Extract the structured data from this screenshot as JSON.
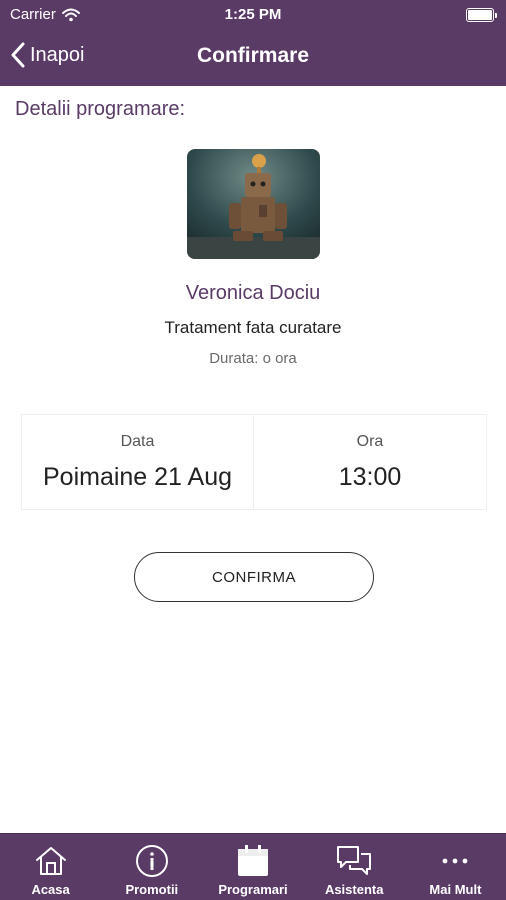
{
  "status_bar": {
    "carrier": "Carrier",
    "time": "1:25 PM"
  },
  "nav": {
    "back_label": "Inapoi",
    "title": "Confirmare"
  },
  "details": {
    "heading": "Detalii programare:",
    "provider_name": "Veronica Dociu",
    "service_name": "Tratament fata curatare",
    "duration": "Durata: o ora"
  },
  "appointment": {
    "date_label": "Data",
    "date_value": "Poimaine 21 Aug",
    "time_label": "Ora",
    "time_value": "13:00"
  },
  "actions": {
    "confirm_label": "CONFIRMA"
  },
  "tab_bar": {
    "items": [
      {
        "label": "Acasa",
        "icon": "home-icon"
      },
      {
        "label": "Promotii",
        "icon": "info-icon"
      },
      {
        "label": "Programari",
        "icon": "calendar-icon"
      },
      {
        "label": "Asistenta",
        "icon": "chat-icon"
      },
      {
        "label": "Mai Mult",
        "icon": "more-icon"
      }
    ]
  },
  "colors": {
    "brand": "#5a3b66",
    "accent_text": "#5a3b66",
    "background": "#ffffff"
  }
}
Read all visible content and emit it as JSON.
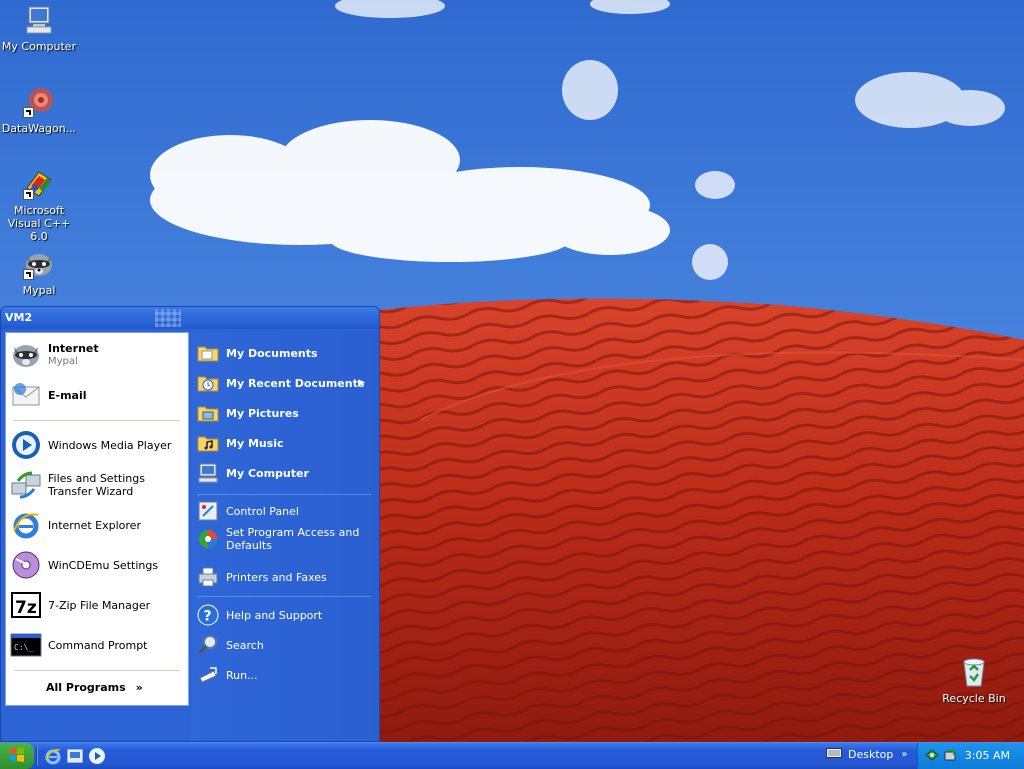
{
  "colors": {
    "sky": "#3a78d8",
    "dune": "#c8301c",
    "start_menu_blue": "#2c63d5",
    "taskbar_blue": "#245ad8",
    "tray_blue": "#148ae6",
    "start_button_green": "#3a9e3a"
  },
  "desktop": {
    "icons": [
      {
        "label": "My Computer",
        "icon": "computer-icon"
      },
      {
        "label": "DataWagon...",
        "icon": "datawagon-icon"
      },
      {
        "label": "Microsoft Visual C++ 6.0",
        "icon": "visual-cpp-icon"
      },
      {
        "label": "Mypal",
        "icon": "mypal-icon"
      },
      {
        "label": "Recycle Bin",
        "icon": "recycle-bin-icon"
      }
    ]
  },
  "start_menu": {
    "user": "VM2",
    "pinned": [
      {
        "title": "Internet",
        "subtitle": "Mypal",
        "icon": "mypal-icon"
      },
      {
        "title": "E-mail",
        "icon": "email-icon"
      }
    ],
    "recent": [
      {
        "label": "Windows Media Player",
        "icon": "media-player-icon"
      },
      {
        "label": "Files and Settings Transfer Wizard",
        "icon": "transfer-wizard-icon"
      },
      {
        "label": "Internet Explorer",
        "icon": "internet-explorer-icon"
      },
      {
        "label": "WinCDEmu Settings",
        "icon": "wincdemu-icon"
      },
      {
        "label": "7-Zip File Manager",
        "icon": "7zip-icon"
      },
      {
        "label": "Command Prompt",
        "icon": "command-prompt-icon"
      }
    ],
    "all_programs": "All Programs",
    "all_programs_arrow": "»",
    "places": [
      {
        "label": "My Documents",
        "icon": "folder-documents-icon"
      },
      {
        "label": "My Recent Documents",
        "icon": "recent-documents-icon",
        "arrow": "▶"
      },
      {
        "label": "My Pictures",
        "icon": "folder-pictures-icon"
      },
      {
        "label": "My Music",
        "icon": "folder-music-icon"
      },
      {
        "label": "My Computer",
        "icon": "computer-icon"
      }
    ],
    "system": [
      {
        "label": "Control Panel",
        "icon": "control-panel-icon"
      },
      {
        "label": "Set Program Access and Defaults",
        "icon": "program-access-icon"
      },
      {
        "label": "Printers and Faxes",
        "icon": "printer-icon"
      }
    ],
    "support": [
      {
        "label": "Help and Support",
        "icon": "help-icon"
      },
      {
        "label": "Search",
        "icon": "search-icon"
      },
      {
        "label": "Run...",
        "icon": "run-icon"
      }
    ]
  },
  "taskbar": {
    "quick_launch": [
      "internet-explorer-icon",
      "show-desktop-icon",
      "media-player-icon"
    ],
    "toolbar_label": "Desktop",
    "toolbar_chevron": "»",
    "tray_icons": [
      "network-icon",
      "safely-remove-icon"
    ],
    "clock": "3:05 AM"
  }
}
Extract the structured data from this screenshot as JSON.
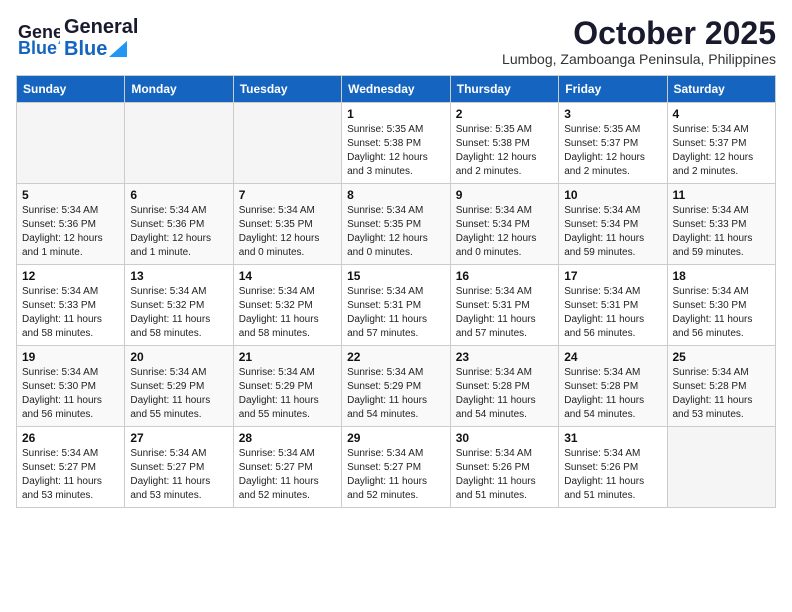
{
  "header": {
    "logo_general": "General",
    "logo_blue": "Blue",
    "month": "October 2025",
    "location": "Lumbog, Zamboanga Peninsula, Philippines"
  },
  "weekdays": [
    "Sunday",
    "Monday",
    "Tuesday",
    "Wednesday",
    "Thursday",
    "Friday",
    "Saturday"
  ],
  "weeks": [
    [
      {
        "day": "",
        "info": ""
      },
      {
        "day": "",
        "info": ""
      },
      {
        "day": "",
        "info": ""
      },
      {
        "day": "1",
        "info": "Sunrise: 5:35 AM\nSunset: 5:38 PM\nDaylight: 12 hours and 3 minutes."
      },
      {
        "day": "2",
        "info": "Sunrise: 5:35 AM\nSunset: 5:38 PM\nDaylight: 12 hours and 2 minutes."
      },
      {
        "day": "3",
        "info": "Sunrise: 5:35 AM\nSunset: 5:37 PM\nDaylight: 12 hours and 2 minutes."
      },
      {
        "day": "4",
        "info": "Sunrise: 5:34 AM\nSunset: 5:37 PM\nDaylight: 12 hours and 2 minutes."
      }
    ],
    [
      {
        "day": "5",
        "info": "Sunrise: 5:34 AM\nSunset: 5:36 PM\nDaylight: 12 hours and 1 minute."
      },
      {
        "day": "6",
        "info": "Sunrise: 5:34 AM\nSunset: 5:36 PM\nDaylight: 12 hours and 1 minute."
      },
      {
        "day": "7",
        "info": "Sunrise: 5:34 AM\nSunset: 5:35 PM\nDaylight: 12 hours and 0 minutes."
      },
      {
        "day": "8",
        "info": "Sunrise: 5:34 AM\nSunset: 5:35 PM\nDaylight: 12 hours and 0 minutes."
      },
      {
        "day": "9",
        "info": "Sunrise: 5:34 AM\nSunset: 5:34 PM\nDaylight: 12 hours and 0 minutes."
      },
      {
        "day": "10",
        "info": "Sunrise: 5:34 AM\nSunset: 5:34 PM\nDaylight: 11 hours and 59 minutes."
      },
      {
        "day": "11",
        "info": "Sunrise: 5:34 AM\nSunset: 5:33 PM\nDaylight: 11 hours and 59 minutes."
      }
    ],
    [
      {
        "day": "12",
        "info": "Sunrise: 5:34 AM\nSunset: 5:33 PM\nDaylight: 11 hours and 58 minutes."
      },
      {
        "day": "13",
        "info": "Sunrise: 5:34 AM\nSunset: 5:32 PM\nDaylight: 11 hours and 58 minutes."
      },
      {
        "day": "14",
        "info": "Sunrise: 5:34 AM\nSunset: 5:32 PM\nDaylight: 11 hours and 58 minutes."
      },
      {
        "day": "15",
        "info": "Sunrise: 5:34 AM\nSunset: 5:31 PM\nDaylight: 11 hours and 57 minutes."
      },
      {
        "day": "16",
        "info": "Sunrise: 5:34 AM\nSunset: 5:31 PM\nDaylight: 11 hours and 57 minutes."
      },
      {
        "day": "17",
        "info": "Sunrise: 5:34 AM\nSunset: 5:31 PM\nDaylight: 11 hours and 56 minutes."
      },
      {
        "day": "18",
        "info": "Sunrise: 5:34 AM\nSunset: 5:30 PM\nDaylight: 11 hours and 56 minutes."
      }
    ],
    [
      {
        "day": "19",
        "info": "Sunrise: 5:34 AM\nSunset: 5:30 PM\nDaylight: 11 hours and 56 minutes."
      },
      {
        "day": "20",
        "info": "Sunrise: 5:34 AM\nSunset: 5:29 PM\nDaylight: 11 hours and 55 minutes."
      },
      {
        "day": "21",
        "info": "Sunrise: 5:34 AM\nSunset: 5:29 PM\nDaylight: 11 hours and 55 minutes."
      },
      {
        "day": "22",
        "info": "Sunrise: 5:34 AM\nSunset: 5:29 PM\nDaylight: 11 hours and 54 minutes."
      },
      {
        "day": "23",
        "info": "Sunrise: 5:34 AM\nSunset: 5:28 PM\nDaylight: 11 hours and 54 minutes."
      },
      {
        "day": "24",
        "info": "Sunrise: 5:34 AM\nSunset: 5:28 PM\nDaylight: 11 hours and 54 minutes."
      },
      {
        "day": "25",
        "info": "Sunrise: 5:34 AM\nSunset: 5:28 PM\nDaylight: 11 hours and 53 minutes."
      }
    ],
    [
      {
        "day": "26",
        "info": "Sunrise: 5:34 AM\nSunset: 5:27 PM\nDaylight: 11 hours and 53 minutes."
      },
      {
        "day": "27",
        "info": "Sunrise: 5:34 AM\nSunset: 5:27 PM\nDaylight: 11 hours and 53 minutes."
      },
      {
        "day": "28",
        "info": "Sunrise: 5:34 AM\nSunset: 5:27 PM\nDaylight: 11 hours and 52 minutes."
      },
      {
        "day": "29",
        "info": "Sunrise: 5:34 AM\nSunset: 5:27 PM\nDaylight: 11 hours and 52 minutes."
      },
      {
        "day": "30",
        "info": "Sunrise: 5:34 AM\nSunset: 5:26 PM\nDaylight: 11 hours and 51 minutes."
      },
      {
        "day": "31",
        "info": "Sunrise: 5:34 AM\nSunset: 5:26 PM\nDaylight: 11 hours and 51 minutes."
      },
      {
        "day": "",
        "info": ""
      }
    ]
  ]
}
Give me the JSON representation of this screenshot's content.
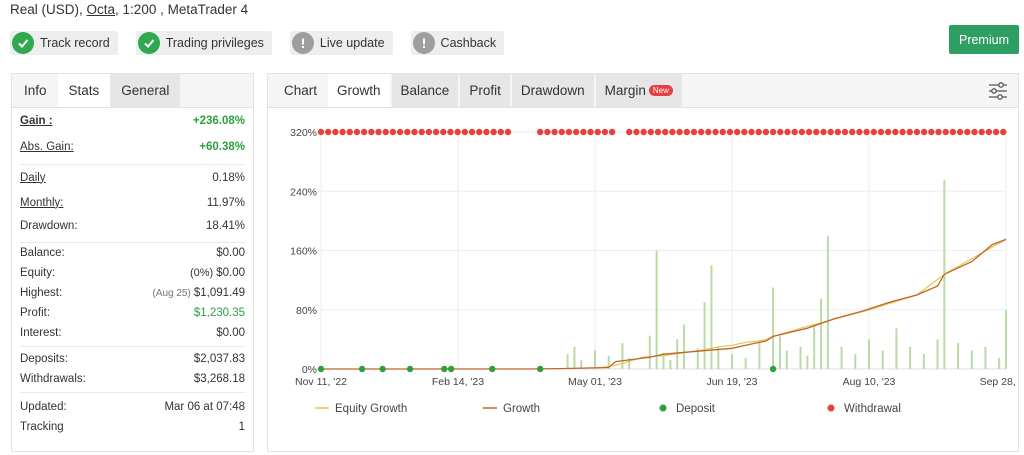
++++++++++++++++++++
* Exercise details *
Where a line holds the string "JSON", copy that line.

* Written response *
Extract the structured data from this screenshot as JSON.
Read all visible content and emit it as JSON.
Extract the structured data from this screenshot as JSON.
Give me the JSON representation of this screenshot's content.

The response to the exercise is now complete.